Dataset records:
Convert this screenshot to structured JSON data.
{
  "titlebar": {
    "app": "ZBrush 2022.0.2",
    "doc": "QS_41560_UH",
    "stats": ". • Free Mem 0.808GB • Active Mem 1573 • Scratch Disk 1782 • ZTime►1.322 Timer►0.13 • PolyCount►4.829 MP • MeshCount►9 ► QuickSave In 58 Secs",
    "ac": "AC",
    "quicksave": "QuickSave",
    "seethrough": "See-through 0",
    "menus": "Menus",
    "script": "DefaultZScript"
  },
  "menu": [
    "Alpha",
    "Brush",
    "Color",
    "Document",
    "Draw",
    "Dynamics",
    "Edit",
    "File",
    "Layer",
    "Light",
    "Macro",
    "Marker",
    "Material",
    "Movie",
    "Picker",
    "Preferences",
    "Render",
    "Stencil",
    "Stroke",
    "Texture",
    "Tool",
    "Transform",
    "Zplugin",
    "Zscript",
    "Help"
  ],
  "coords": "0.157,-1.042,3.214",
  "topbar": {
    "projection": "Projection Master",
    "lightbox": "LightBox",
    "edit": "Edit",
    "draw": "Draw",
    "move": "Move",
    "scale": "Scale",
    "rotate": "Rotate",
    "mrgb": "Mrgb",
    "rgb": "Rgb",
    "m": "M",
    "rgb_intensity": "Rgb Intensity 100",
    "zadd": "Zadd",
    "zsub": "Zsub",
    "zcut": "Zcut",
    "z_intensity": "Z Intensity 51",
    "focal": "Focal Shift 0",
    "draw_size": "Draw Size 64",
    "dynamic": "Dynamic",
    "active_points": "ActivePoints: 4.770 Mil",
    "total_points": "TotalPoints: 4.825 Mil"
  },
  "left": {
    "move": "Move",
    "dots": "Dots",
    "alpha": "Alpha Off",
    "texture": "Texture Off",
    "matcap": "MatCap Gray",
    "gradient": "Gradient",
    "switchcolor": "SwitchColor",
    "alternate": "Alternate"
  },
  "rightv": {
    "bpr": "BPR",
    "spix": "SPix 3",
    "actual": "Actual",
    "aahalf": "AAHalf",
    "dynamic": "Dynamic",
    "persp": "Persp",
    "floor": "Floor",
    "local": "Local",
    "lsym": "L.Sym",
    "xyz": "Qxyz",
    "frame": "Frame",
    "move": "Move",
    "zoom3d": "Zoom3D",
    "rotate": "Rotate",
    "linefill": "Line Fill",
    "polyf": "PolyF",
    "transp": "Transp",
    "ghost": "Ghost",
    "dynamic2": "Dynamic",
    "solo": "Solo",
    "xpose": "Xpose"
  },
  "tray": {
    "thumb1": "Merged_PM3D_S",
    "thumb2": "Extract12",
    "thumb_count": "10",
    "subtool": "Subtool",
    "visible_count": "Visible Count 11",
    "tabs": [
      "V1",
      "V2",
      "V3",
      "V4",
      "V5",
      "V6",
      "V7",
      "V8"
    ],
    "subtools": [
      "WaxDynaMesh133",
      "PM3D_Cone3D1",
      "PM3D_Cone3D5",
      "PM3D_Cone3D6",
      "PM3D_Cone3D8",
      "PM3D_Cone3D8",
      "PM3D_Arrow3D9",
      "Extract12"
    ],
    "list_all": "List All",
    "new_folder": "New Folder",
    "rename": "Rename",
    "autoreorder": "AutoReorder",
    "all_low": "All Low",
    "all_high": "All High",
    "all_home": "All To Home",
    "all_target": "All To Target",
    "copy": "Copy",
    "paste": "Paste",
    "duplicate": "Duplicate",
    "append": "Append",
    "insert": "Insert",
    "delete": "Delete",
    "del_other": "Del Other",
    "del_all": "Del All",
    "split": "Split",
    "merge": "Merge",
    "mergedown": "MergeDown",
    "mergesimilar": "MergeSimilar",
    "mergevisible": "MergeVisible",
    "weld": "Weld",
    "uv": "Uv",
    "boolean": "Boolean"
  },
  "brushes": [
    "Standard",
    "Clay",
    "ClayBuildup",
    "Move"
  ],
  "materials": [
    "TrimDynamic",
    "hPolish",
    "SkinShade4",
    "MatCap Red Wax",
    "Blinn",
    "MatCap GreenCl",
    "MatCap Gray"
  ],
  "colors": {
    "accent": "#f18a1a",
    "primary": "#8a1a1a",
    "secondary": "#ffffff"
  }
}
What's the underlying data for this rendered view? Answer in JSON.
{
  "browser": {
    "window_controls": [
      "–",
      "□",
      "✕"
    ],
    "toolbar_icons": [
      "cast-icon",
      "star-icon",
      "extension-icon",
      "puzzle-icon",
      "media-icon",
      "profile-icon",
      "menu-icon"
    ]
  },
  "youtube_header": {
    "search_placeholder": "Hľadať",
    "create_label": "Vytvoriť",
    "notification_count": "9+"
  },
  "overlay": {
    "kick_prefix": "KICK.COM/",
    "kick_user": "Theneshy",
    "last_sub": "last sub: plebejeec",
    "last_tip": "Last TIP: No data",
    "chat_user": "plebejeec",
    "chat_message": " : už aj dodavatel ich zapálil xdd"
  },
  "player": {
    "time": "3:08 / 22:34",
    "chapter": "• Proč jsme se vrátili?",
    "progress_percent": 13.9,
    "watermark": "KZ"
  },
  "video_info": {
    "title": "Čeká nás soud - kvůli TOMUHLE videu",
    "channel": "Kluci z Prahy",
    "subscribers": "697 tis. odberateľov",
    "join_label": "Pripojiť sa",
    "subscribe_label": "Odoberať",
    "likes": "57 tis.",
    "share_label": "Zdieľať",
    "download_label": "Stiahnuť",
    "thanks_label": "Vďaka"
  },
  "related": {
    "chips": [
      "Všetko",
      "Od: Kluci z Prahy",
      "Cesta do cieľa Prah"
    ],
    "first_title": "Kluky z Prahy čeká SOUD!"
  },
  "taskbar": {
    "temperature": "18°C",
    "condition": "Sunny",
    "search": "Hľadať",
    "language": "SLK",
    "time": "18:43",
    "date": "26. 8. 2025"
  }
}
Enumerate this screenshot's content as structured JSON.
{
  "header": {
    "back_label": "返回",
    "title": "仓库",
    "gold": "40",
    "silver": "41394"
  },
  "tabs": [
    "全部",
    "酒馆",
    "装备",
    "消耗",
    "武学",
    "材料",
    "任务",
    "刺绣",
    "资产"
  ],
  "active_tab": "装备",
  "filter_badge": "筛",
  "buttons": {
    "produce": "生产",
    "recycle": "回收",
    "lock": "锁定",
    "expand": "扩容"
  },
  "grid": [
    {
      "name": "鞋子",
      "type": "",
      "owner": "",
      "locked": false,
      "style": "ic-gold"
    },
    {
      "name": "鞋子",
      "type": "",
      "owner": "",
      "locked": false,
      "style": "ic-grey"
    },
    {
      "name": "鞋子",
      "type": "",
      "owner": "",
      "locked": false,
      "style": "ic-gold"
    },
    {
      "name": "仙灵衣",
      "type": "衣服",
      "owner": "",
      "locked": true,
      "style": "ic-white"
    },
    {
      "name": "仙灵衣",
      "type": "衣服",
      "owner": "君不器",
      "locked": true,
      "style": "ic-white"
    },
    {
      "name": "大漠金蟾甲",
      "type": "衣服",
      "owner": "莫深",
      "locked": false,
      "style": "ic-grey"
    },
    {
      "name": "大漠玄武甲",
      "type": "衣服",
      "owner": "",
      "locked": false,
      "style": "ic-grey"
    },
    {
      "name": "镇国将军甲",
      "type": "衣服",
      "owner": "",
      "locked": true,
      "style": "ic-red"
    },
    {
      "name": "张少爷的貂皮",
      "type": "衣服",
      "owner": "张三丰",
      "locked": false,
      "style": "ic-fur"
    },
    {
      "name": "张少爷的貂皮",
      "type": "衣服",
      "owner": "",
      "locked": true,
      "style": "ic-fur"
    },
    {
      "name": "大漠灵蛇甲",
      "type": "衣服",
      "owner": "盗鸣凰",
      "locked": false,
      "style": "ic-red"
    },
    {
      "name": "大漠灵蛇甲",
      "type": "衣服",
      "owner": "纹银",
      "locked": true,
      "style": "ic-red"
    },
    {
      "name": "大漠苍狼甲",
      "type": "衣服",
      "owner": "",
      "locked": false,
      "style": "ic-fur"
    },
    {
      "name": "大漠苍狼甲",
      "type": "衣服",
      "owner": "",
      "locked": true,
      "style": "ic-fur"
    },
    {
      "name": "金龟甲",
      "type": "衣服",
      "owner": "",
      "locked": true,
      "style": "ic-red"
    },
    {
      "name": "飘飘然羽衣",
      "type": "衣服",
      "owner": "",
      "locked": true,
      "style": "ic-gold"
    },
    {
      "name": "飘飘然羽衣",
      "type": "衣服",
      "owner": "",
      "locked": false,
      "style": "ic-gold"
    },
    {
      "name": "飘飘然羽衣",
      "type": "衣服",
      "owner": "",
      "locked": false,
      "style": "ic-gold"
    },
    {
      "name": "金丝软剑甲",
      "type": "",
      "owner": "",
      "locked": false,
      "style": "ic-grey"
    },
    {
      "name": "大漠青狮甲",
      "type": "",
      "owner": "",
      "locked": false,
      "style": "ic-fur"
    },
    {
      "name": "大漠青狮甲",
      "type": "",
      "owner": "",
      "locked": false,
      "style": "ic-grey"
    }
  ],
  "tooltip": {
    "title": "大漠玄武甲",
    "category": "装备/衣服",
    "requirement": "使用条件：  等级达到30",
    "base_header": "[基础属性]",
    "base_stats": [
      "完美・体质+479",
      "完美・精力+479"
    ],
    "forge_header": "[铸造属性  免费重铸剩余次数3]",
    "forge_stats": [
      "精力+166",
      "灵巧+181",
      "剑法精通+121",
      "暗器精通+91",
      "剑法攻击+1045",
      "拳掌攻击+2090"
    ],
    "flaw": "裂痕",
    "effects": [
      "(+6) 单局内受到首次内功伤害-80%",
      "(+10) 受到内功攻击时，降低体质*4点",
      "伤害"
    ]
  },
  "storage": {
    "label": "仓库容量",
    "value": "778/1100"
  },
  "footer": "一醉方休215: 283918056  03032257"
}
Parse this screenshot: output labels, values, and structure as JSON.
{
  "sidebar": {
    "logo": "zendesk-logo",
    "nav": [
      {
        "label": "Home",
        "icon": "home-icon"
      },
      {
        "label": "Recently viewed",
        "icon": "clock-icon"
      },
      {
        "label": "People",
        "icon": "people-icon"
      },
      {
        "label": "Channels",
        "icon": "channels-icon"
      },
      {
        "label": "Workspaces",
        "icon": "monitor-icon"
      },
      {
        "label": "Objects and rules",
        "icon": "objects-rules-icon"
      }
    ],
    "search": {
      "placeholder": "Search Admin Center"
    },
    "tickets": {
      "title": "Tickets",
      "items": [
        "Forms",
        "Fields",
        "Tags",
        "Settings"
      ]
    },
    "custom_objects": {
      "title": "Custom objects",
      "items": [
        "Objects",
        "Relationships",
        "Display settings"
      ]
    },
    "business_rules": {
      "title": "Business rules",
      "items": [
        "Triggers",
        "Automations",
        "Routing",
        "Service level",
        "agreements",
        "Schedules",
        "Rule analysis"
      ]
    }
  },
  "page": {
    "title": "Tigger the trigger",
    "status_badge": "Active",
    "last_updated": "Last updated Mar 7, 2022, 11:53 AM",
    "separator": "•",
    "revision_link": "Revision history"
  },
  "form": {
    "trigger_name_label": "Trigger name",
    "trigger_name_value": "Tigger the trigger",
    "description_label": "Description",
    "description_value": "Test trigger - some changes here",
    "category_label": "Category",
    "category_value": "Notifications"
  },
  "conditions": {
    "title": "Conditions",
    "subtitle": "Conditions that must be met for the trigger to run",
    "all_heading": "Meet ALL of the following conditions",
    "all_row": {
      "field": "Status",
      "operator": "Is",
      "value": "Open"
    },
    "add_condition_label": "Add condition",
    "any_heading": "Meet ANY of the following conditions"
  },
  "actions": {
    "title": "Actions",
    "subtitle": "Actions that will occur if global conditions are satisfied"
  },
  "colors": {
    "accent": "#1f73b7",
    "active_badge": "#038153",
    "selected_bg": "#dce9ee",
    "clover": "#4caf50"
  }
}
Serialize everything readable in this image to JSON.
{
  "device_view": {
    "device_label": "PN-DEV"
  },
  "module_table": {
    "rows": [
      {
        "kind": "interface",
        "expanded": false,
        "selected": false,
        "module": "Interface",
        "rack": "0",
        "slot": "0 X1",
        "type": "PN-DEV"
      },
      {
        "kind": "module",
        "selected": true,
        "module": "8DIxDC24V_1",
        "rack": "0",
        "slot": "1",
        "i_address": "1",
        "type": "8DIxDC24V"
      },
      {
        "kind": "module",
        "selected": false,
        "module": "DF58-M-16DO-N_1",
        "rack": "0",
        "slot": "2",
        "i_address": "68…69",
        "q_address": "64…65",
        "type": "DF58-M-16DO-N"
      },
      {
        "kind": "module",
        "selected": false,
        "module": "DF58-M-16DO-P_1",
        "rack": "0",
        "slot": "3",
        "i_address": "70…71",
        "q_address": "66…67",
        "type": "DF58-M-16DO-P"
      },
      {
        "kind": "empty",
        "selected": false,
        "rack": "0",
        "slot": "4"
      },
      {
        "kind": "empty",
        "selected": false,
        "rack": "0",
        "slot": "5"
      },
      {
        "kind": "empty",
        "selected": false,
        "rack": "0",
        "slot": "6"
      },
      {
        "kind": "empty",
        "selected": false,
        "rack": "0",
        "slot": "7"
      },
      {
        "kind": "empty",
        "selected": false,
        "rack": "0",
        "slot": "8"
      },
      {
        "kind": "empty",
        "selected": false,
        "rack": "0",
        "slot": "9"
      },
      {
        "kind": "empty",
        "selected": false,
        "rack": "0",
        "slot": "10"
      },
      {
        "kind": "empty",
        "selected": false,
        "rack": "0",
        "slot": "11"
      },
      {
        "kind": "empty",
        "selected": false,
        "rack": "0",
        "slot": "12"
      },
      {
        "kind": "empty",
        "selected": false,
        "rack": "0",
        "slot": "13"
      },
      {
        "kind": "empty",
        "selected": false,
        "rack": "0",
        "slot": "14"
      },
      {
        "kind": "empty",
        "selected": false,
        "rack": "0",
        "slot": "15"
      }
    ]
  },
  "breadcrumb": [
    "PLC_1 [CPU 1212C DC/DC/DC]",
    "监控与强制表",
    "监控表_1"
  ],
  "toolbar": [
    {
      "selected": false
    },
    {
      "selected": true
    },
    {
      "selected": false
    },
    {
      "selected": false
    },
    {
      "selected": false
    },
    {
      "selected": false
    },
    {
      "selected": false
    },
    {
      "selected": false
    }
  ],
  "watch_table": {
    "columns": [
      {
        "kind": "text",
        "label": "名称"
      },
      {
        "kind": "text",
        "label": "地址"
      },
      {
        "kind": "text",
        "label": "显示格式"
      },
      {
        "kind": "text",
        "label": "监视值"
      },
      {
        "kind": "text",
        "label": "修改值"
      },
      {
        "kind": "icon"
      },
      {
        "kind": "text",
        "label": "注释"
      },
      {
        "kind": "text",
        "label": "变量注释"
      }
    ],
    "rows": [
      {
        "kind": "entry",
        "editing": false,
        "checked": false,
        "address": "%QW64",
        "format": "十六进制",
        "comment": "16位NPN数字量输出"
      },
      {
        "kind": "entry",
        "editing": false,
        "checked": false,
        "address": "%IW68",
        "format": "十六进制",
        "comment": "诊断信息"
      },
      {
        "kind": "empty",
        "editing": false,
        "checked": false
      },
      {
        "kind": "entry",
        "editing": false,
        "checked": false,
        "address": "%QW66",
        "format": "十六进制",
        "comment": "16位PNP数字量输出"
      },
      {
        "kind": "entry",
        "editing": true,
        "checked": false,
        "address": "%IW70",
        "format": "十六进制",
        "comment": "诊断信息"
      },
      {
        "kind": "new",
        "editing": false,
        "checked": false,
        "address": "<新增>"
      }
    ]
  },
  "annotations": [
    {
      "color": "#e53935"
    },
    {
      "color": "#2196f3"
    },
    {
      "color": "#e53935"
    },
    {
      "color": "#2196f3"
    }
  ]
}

> _WORK TO BE COMPLETED_
Report how many lines of the entries hold the string "that". Provide the number alone.

> _CORRECT RESULT_
2